(INPUT FOR THIS TASK):
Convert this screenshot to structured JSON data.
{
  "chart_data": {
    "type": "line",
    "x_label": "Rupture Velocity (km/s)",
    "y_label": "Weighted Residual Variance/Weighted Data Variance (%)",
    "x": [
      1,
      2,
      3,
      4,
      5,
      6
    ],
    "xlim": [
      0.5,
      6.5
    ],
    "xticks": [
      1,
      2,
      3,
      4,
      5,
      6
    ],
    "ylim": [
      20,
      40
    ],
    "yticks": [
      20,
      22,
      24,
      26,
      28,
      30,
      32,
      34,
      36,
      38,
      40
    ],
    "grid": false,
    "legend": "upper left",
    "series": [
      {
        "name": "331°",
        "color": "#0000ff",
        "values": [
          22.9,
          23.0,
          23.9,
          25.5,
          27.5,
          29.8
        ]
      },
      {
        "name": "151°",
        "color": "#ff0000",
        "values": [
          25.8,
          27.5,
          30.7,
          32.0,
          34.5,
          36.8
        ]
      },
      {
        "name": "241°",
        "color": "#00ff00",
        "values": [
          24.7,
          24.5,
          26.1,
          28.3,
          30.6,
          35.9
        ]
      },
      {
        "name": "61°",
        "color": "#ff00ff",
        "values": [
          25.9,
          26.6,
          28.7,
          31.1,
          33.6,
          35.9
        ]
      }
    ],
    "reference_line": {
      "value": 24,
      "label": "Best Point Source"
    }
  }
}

(WORK REQUIRED): Every line of the data above should be reproduced word for word.

(RESPONSE):
Convert this screenshot to structured JSON data.
{
  "chart_data": {
    "type": "line",
    "x_label": "Rupture Velocity (km/s)",
    "y_label": "Weighted Residual Variance/Weighted Data Variance (%)",
    "x": [
      1,
      2,
      3,
      4,
      5,
      6
    ],
    "xlim": [
      0.5,
      6.5
    ],
    "xticks": [
      1,
      2,
      3,
      4,
      5,
      6
    ],
    "ylim": [
      20,
      40
    ],
    "yticks": [
      20,
      22,
      24,
      26,
      28,
      30,
      32,
      34,
      36,
      38,
      40
    ],
    "grid": false,
    "legend": "upper left",
    "series": [
      {
        "name": "331°",
        "color": "#0000ff",
        "values": [
          22.9,
          23.0,
          23.9,
          25.5,
          27.5,
          29.8
        ]
      },
      {
        "name": "151°",
        "color": "#ff0000",
        "values": [
          25.8,
          27.5,
          30.7,
          32.0,
          34.5,
          36.8
        ]
      },
      {
        "name": "241°",
        "color": "#00ff00",
        "values": [
          24.7,
          24.5,
          26.1,
          28.3,
          30.6,
          35.9
        ]
      },
      {
        "name": "61°",
        "color": "#ff00ff",
        "values": [
          25.9,
          26.6,
          28.7,
          31.1,
          33.6,
          35.9
        ]
      }
    ],
    "reference_line": {
      "value": 24,
      "label": "Best Point Source"
    }
  }
}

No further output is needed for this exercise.